[Records from a collection]
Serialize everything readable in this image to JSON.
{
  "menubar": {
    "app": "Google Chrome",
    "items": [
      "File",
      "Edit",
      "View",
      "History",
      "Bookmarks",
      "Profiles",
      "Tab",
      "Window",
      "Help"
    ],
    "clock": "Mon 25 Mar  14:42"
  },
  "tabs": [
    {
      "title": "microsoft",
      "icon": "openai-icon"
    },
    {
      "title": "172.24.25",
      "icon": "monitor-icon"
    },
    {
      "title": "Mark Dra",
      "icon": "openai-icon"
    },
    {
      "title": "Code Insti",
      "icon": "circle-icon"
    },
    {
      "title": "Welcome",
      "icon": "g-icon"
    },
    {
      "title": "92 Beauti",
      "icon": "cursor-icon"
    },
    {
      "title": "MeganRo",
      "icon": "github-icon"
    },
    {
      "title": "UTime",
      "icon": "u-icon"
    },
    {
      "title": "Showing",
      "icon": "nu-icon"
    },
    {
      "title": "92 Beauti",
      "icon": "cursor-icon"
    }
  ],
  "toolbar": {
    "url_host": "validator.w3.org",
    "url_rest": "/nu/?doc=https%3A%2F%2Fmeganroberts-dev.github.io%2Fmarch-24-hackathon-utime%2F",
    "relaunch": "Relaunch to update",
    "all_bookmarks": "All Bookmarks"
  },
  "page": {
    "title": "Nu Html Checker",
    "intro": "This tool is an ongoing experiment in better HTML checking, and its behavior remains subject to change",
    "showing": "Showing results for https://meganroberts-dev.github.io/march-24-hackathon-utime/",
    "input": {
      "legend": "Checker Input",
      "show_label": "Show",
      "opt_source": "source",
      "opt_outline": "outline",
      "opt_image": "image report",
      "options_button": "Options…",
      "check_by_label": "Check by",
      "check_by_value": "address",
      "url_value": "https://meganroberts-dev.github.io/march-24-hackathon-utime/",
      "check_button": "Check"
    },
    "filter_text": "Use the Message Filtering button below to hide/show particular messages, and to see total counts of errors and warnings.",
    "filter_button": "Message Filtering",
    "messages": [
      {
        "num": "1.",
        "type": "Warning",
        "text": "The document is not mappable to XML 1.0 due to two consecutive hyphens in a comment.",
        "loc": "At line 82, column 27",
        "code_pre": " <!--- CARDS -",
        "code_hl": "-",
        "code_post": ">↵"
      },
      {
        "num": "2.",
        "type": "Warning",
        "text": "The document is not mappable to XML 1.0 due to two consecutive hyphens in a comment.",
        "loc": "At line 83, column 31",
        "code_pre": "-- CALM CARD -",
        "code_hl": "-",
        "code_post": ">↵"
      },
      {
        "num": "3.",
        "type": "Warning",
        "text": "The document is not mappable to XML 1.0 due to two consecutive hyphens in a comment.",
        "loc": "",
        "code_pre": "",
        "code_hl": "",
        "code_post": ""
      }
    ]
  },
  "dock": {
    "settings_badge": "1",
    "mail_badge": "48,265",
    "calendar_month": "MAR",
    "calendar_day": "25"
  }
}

> WRITTEN INSTRUCTION
Copy out each line that contains the word "hackathon".

> THE RESPONSE
    "url_rest": "/nu/?doc=https%3A%2F%2Fmeganroberts-dev.github.io%2Fmarch-24-hackathon-utime%2F",
    "showing": "Showing results for https://meganroberts-dev.github.io/march-24-hackathon-utime/",
      "url_value": "https://meganroberts-dev.github.io/march-24-hackathon-utime/",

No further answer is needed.